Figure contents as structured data
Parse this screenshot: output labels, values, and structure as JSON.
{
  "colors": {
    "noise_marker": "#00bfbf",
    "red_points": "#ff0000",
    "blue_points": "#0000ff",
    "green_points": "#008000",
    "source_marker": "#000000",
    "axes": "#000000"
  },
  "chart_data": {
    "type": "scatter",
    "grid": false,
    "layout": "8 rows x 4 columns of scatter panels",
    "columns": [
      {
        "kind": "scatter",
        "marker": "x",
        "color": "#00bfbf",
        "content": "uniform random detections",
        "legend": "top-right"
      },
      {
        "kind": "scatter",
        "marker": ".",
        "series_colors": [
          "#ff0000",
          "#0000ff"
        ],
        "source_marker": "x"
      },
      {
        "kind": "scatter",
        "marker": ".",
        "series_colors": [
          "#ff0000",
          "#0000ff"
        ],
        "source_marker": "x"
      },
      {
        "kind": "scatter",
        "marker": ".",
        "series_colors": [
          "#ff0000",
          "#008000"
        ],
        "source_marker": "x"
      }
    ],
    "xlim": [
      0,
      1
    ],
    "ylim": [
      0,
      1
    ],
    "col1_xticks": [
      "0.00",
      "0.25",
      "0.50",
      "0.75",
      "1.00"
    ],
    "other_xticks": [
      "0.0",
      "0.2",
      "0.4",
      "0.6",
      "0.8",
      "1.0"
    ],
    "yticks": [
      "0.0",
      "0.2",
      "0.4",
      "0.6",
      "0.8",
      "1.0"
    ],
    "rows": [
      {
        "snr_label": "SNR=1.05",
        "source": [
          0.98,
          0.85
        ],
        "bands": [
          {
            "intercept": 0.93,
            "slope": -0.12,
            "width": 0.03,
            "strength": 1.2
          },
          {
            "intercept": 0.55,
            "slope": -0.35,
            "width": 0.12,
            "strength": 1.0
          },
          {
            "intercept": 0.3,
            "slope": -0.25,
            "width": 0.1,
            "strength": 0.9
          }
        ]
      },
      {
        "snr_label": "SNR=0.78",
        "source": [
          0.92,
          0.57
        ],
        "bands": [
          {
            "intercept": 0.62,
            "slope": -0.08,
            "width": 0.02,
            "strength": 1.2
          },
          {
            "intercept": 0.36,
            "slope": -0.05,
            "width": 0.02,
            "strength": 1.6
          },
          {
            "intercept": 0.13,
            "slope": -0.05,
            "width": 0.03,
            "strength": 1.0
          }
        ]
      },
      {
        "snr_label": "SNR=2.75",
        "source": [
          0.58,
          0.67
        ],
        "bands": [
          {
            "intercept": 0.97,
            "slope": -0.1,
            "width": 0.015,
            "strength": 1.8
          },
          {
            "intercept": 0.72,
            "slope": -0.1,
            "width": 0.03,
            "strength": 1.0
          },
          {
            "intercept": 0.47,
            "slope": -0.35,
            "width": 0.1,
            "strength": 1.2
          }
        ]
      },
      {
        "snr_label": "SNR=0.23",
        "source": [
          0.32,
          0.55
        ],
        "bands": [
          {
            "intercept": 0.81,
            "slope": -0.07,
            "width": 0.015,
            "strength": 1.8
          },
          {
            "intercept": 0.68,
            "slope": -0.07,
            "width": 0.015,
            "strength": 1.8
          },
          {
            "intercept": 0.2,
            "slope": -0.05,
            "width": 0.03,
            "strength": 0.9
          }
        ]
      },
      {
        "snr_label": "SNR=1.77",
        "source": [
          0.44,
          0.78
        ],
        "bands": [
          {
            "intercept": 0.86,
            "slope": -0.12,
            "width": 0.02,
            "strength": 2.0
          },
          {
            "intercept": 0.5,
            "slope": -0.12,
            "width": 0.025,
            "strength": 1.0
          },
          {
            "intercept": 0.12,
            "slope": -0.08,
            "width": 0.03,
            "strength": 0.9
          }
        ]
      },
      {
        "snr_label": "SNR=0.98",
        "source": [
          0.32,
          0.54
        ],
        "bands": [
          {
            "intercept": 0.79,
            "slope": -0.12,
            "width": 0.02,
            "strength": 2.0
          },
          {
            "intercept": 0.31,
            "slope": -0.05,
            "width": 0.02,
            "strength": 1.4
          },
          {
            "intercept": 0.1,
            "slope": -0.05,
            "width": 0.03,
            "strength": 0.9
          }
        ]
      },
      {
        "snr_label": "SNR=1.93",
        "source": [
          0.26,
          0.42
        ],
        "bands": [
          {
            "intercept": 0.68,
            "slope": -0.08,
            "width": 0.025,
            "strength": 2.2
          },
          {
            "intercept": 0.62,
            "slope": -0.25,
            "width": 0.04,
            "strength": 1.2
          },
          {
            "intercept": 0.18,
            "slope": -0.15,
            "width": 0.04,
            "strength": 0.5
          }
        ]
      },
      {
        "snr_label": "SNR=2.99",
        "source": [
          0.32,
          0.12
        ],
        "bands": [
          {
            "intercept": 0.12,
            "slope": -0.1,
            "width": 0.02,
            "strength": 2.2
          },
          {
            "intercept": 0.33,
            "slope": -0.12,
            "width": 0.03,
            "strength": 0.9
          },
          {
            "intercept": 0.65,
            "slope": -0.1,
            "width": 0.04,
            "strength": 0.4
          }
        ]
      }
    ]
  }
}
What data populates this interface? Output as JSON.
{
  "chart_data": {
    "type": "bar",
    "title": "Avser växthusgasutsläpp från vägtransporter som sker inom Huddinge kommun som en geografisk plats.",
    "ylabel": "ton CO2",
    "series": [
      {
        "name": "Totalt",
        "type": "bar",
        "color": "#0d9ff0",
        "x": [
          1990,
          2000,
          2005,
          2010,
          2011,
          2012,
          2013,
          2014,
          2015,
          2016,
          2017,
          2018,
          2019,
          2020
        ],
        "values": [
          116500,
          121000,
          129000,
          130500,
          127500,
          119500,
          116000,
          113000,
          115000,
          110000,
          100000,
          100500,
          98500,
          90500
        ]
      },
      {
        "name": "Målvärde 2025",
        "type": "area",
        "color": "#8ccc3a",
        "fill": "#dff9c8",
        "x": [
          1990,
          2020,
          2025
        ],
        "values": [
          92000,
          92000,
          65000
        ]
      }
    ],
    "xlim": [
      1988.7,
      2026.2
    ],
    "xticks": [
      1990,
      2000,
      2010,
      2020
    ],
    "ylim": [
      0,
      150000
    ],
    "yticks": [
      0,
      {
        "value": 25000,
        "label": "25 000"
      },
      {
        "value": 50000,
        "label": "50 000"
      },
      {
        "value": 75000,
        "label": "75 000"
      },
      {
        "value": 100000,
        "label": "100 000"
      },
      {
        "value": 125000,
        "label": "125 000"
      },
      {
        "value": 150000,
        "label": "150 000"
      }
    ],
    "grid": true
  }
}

Exercise goal
Output the data above exactly, please, line for line.

Result of the task
Parse this screenshot: output labels, values, and structure as JSON.
{
  "colors": {
    "noise_marker": "#00bfbf",
    "red_points": "#ff0000",
    "blue_points": "#0000ff",
    "green_points": "#008000",
    "source_marker": "#000000",
    "axes": "#000000"
  },
  "chart_data": {
    "type": "scatter",
    "grid": false,
    "layout": "8 rows x 4 columns of scatter panels",
    "columns": [
      {
        "kind": "scatter",
        "marker": "x",
        "color": "#00bfbf",
        "content": "uniform random detections",
        "legend": "top-right"
      },
      {
        "kind": "scatter",
        "marker": ".",
        "series_colors": [
          "#ff0000",
          "#0000ff"
        ],
        "source_marker": "x"
      },
      {
        "kind": "scatter",
        "marker": ".",
        "series_colors": [
          "#ff0000",
          "#0000ff"
        ],
        "source_marker": "x"
      },
      {
        "kind": "scatter",
        "marker": ".",
        "series_colors": [
          "#ff0000",
          "#008000"
        ],
        "source_marker": "x"
      }
    ],
    "xlim": [
      0,
      1
    ],
    "ylim": [
      0,
      1
    ],
    "col1_xticks": [
      "0.00",
      "0.25",
      "0.50",
      "0.75",
      "1.00"
    ],
    "other_xticks": [
      "0.0",
      "0.2",
      "0.4",
      "0.6",
      "0.8",
      "1.0"
    ],
    "yticks": [
      "0.0",
      "0.2",
      "0.4",
      "0.6",
      "0.8",
      "1.0"
    ],
    "rows": [
      {
        "snr_label": "SNR=1.05",
        "source": [
          0.98,
          0.85
        ],
        "bands": [
          {
            "intercept": 0.93,
            "slope": -0.12,
            "width": 0.03,
            "strength": 1.2
          },
          {
            "intercept": 0.55,
            "slope": -0.35,
            "width": 0.12,
            "strength": 1.0
          },
          {
            "intercept": 0.3,
            "slope": -0.25,
            "width": 0.1,
            "strength": 0.9
          }
        ]
      },
      {
        "snr_label": "SNR=0.78",
        "source": [
          0.92,
          0.57
        ],
        "bands": [
          {
            "intercept": 0.62,
            "slope": -0.08,
            "width": 0.02,
            "strength": 1.2
          },
          {
            "intercept": 0.36,
            "slope": -0.05,
            "width": 0.02,
            "strength": 1.6
          },
          {
            "intercept": 0.13,
            "slope": -0.05,
            "width": 0.03,
            "strength": 1.0
          }
        ]
      },
      {
        "snr_label": "SNR=2.75",
        "source": [
          0.58,
          0.67
        ],
        "bands": [
          {
            "intercept": 0.97,
            "slope": -0.1,
            "width": 0.015,
            "strength": 1.8
          },
          {
            "intercept": 0.72,
            "slope": -0.1,
            "width": 0.03,
            "strength": 1.0
          },
          {
            "intercept": 0.47,
            "slope": -0.35,
            "width": 0.1,
            "strength": 1.2
          }
        ]
      },
      {
        "snr_label": "SNR=0.23",
        "source": [
          0.32,
          0.55
        ],
        "bands": [
          {
            "intercept": 0.81,
            "slope": -0.07,
            "width": 0.015,
            "strength": 1.8
          },
          {
            "intercept": 0.68,
            "slope": -0.07,
            "width": 0.015,
            "strength": 1.8
          },
          {
            "intercept": 0.2,
            "slope": -0.05,
            "width": 0.03,
            "strength": 0.9
          }
        ]
      },
      {
        "snr_label": "SNR=1.77",
        "source": [
          0.44,
          0.78
        ],
        "bands": [
          {
            "intercept": 0.86,
            "slope": -0.12,
            "width": 0.02,
            "strength": 2.0
          },
          {
            "intercept": 0.5,
            "slope": -0.12,
            "width": 0.025,
            "strength": 1.0
          },
          {
            "intercept": 0.12,
            "slope": -0.08,
            "width": 0.03,
            "strength": 0.9
          }
        ]
      },
      {
        "snr_label": "SNR=0.98",
        "source": [
          0.32,
          0.54
        ],
        "bands": [
          {
            "intercept": 0.79,
            "slope": -0.12,
            "width": 0.02,
            "strength": 2.0
          },
          {
            "intercept": 0.31,
            "slope": -0.05,
            "width": 0.02,
            "strength": 1.4
          },
          {
            "intercept": 0.1,
            "slope": -0.05,
            "width": 0.03,
            "strength": 0.9
          }
        ]
      },
      {
        "snr_label": "SNR=1.93",
        "source": [
          0.26,
          0.42
        ],
        "bands": [
          {
            "intercept": 0.68,
            "slope": -0.08,
            "width": 0.025,
            "strength": 2.2
          },
          {
            "intercept": 0.62,
            "slope": -0.25,
            "width": 0.04,
            "strength": 1.2
          },
          {
            "intercept": 0.18,
            "slope": -0.15,
            "width": 0.04,
            "strength": 0.5
          }
        ]
      },
      {
        "snr_label": "SNR=2.99",
        "source": [
          0.32,
          0.12
        ],
        "bands": [
          {
            "intercept": 0.12,
            "slope": -0.1,
            "width": 0.02,
            "strength": 2.2
          },
          {
            "intercept": 0.33,
            "slope": -0.12,
            "width": 0.03,
            "strength": 0.9
          },
          {
            "intercept": 0.65,
            "slope": -0.1,
            "width": 0.04,
            "strength": 0.4
          }
        ]
      }
    ]
  }
}
What data populates this interface? Output as JSON.
{
  "chart_data": {
    "type": "bar",
    "title": "Avser växthusgasutsläpp från vägtransporter som sker inom Huddinge kommun som en geografisk plats.",
    "ylabel": "ton CO2",
    "series": [
      {
        "name": "Totalt",
        "type": "bar",
        "color": "#0d9ff0",
        "x": [
          1990,
          2000,
          2005,
          2010,
          2011,
          2012,
          2013,
          2014,
          2015,
          2016,
          2017,
          2018,
          2019,
          2020
        ],
        "values": [
          116500,
          121000,
          129000,
          130500,
          127500,
          119500,
          116000,
          113000,
          115000,
          110000,
          100000,
          100500,
          98500,
          90500
        ]
      },
      {
        "name": "Målvärde 2025",
        "type": "area",
        "color": "#8ccc3a",
        "fill": "#dff9c8",
        "x": [
          1990,
          2020,
          2025
        ],
        "values": [
          92000,
          92000,
          65000
        ]
      }
    ],
    "xlim": [
      1988.7,
      2026.2
    ],
    "xticks": [
      1990,
      2000,
      2010,
      2020
    ],
    "ylim": [
      0,
      150000
    ],
    "yticks": [
      0,
      {
        "value": 25000,
        "label": "25 000"
      },
      {
        "value": 50000,
        "label": "50 000"
      },
      {
        "value": 75000,
        "label": "75 000"
      },
      {
        "value": 100000,
        "label": "100 000"
      },
      {
        "value": 125000,
        "label": "125 000"
      },
      {
        "value": 150000,
        "label": "150 000"
      }
    ],
    "grid": true
  }
}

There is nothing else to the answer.